[begin DATA IN THIS EXERCISE]
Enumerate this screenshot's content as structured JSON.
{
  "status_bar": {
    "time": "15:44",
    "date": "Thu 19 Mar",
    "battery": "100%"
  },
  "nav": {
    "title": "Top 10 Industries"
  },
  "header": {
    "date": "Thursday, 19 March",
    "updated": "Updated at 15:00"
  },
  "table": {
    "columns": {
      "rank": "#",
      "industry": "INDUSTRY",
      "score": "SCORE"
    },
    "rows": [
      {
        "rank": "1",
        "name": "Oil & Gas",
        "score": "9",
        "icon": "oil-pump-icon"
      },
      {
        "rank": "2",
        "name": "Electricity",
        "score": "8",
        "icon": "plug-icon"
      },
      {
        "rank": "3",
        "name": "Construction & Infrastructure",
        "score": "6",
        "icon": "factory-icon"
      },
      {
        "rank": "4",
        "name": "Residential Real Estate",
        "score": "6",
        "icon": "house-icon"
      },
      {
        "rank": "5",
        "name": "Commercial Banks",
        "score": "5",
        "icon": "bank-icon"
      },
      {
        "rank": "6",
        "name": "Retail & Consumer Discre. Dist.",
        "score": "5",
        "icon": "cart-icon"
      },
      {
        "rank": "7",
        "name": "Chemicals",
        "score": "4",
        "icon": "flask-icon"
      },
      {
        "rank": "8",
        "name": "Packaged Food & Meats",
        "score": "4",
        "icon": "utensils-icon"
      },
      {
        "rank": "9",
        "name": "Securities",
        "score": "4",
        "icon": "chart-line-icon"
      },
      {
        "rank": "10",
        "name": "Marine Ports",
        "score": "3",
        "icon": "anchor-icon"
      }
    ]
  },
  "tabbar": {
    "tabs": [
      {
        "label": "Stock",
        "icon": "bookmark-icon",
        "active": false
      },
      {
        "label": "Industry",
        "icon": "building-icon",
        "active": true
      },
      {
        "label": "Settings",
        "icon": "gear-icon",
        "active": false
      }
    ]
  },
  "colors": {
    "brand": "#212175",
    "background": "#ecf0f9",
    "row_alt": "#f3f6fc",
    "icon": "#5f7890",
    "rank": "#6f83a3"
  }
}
[end DATA IN THIS EXERCISE]
> [THE TASK] Give the entries again in full, exactly as they are written.

> [RESULT FOR THIS EXERCISE]
Enumerate this screenshot's content as structured JSON.
{
  "status_bar": {
    "time": "15:44",
    "date": "Thu 19 Mar",
    "battery": "100%"
  },
  "nav": {
    "title": "Top 10 Industries"
  },
  "header": {
    "date": "Thursday, 19 March",
    "updated": "Updated at 15:00"
  },
  "table": {
    "columns": {
      "rank": "#",
      "industry": "INDUSTRY",
      "score": "SCORE"
    },
    "rows": [
      {
        "rank": "1",
        "name": "Oil & Gas",
        "score": "9",
        "icon": "oil-pump-icon"
      },
      {
        "rank": "2",
        "name": "Electricity",
        "score": "8",
        "icon": "plug-icon"
      },
      {
        "rank": "3",
        "name": "Construction & Infrastructure",
        "score": "6",
        "icon": "factory-icon"
      },
      {
        "rank": "4",
        "name": "Residential Real Estate",
        "score": "6",
        "icon": "house-icon"
      },
      {
        "rank": "5",
        "name": "Commercial Banks",
        "score": "5",
        "icon": "bank-icon"
      },
      {
        "rank": "6",
        "name": "Retail & Consumer Discre. Dist.",
        "score": "5",
        "icon": "cart-icon"
      },
      {
        "rank": "7",
        "name": "Chemicals",
        "score": "4",
        "icon": "flask-icon"
      },
      {
        "rank": "8",
        "name": "Packaged Food & Meats",
        "score": "4",
        "icon": "utensils-icon"
      },
      {
        "rank": "9",
        "name": "Securities",
        "score": "4",
        "icon": "chart-line-icon"
      },
      {
        "rank": "10",
        "name": "Marine Ports",
        "score": "3",
        "icon": "anchor-icon"
      }
    ]
  },
  "tabbar": {
    "tabs": [
      {
        "label": "Stock",
        "icon": "bookmark-icon",
        "active": false
      },
      {
        "label": "Industry",
        "icon": "building-icon",
        "active": true
      },
      {
        "label": "Settings",
        "icon": "gear-icon",
        "active": false
      }
    ]
  },
  "colors": {
    "brand": "#212175",
    "background": "#ecf0f9",
    "row_alt": "#f3f6fc",
    "icon": "#5f7890",
    "rank": "#6f83a3"
  }
}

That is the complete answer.